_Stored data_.

━━━━━━━━━━━━━━━━━━━━━━━━━━━━━━

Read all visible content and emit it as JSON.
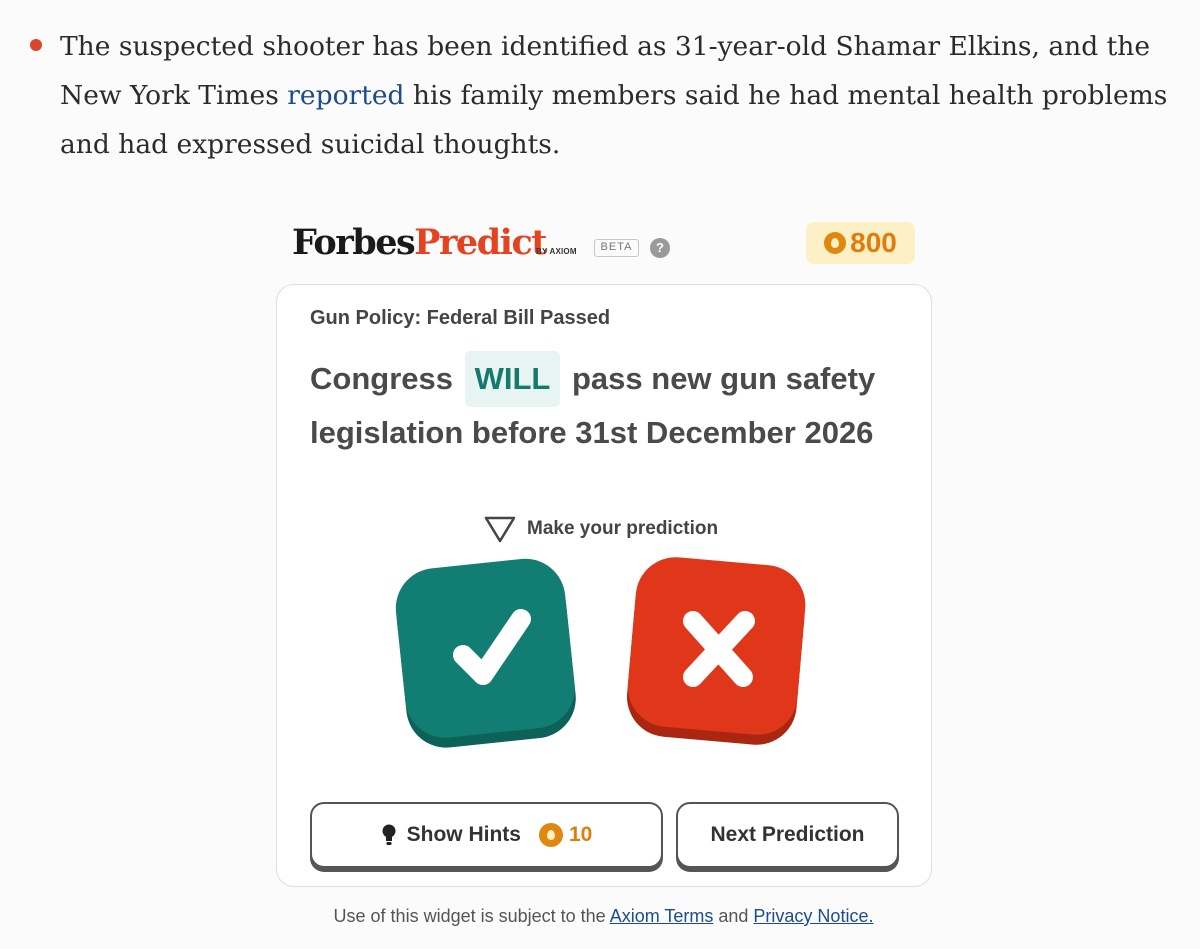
{
  "article": {
    "text_before_link": "The suspected shooter has been identified as 31-year-old Shamar Elkins, and the New York Times ",
    "link_text": "reported",
    "text_after_link": " his family members said he had mental health problems and had expressed suicidal thoughts."
  },
  "widget": {
    "logo_forbes": "Forbes",
    "logo_predict": "Predict",
    "by_axiom": "BY AXIOM",
    "beta": "BETA",
    "help": "?",
    "coins": "800",
    "category": "Gun Policy: Federal Bill Passed",
    "question_before": "Congress",
    "question_highlight": "WILL",
    "question_after": "pass new gun safety legislation before 31st December 2026",
    "make_prediction": "Make your prediction",
    "show_hints": "Show Hints",
    "hint_cost": "10",
    "next_prediction": "Next Prediction"
  },
  "footer": {
    "text_before": "Use of this widget is subject to the ",
    "terms_link": "Axiom Terms",
    "text_middle": " and ",
    "privacy_link": "Privacy Notice."
  },
  "colors": {
    "yes": "#127d72",
    "no": "#e0361a",
    "accent_orange": "#e07d0a",
    "link": "#1d4b8f"
  },
  "icons": [
    "bullet-icon",
    "help-icon",
    "coin-icon",
    "triangle-icon",
    "check-icon",
    "cross-icon",
    "lightbulb-icon"
  ]
}
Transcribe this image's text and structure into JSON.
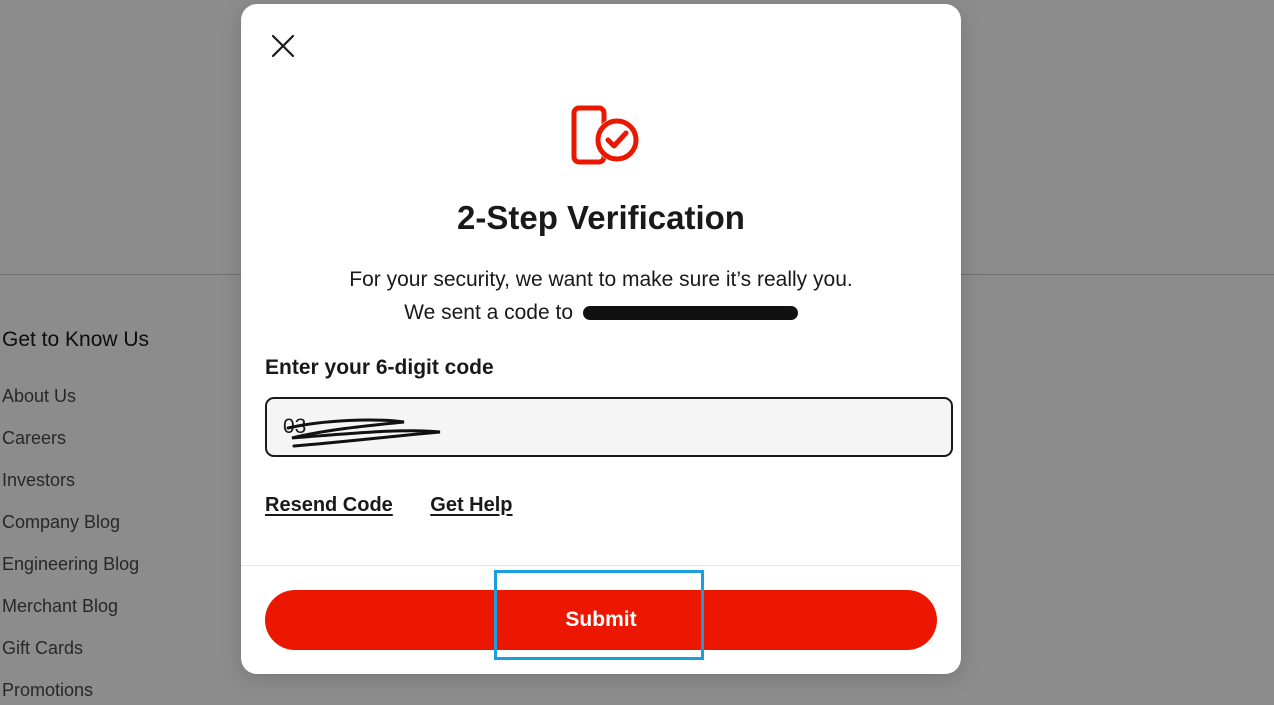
{
  "footer": {
    "heading": "Get to Know Us",
    "links": [
      "About Us",
      "Careers",
      "Investors",
      "Company Blog",
      "Engineering Blog",
      "Merchant Blog",
      "Gift Cards",
      "Promotions"
    ]
  },
  "modal": {
    "title": "2-Step Verification",
    "description_line1": "For your security, we want to make sure it’s really you.",
    "description_line2": "We sent a code to",
    "code_label": "Enter your 6-digit code",
    "code_value": "03",
    "resend_label": "Resend Code",
    "help_label": "Get Help",
    "submit_label": "Submit",
    "hero_icon": "phone-check-icon",
    "close_icon": "close-icon"
  },
  "colors": {
    "accent": "#eb1700",
    "highlight": "#1a9fdc"
  }
}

━━━━━━━━━━━━━━━━━━━━━━━━━━━━━━

_EXERCISE TASK_. Answer with one number: how many lines of the entries above include the word "check".

_SOLUTION TO THE EXERCISE_. 2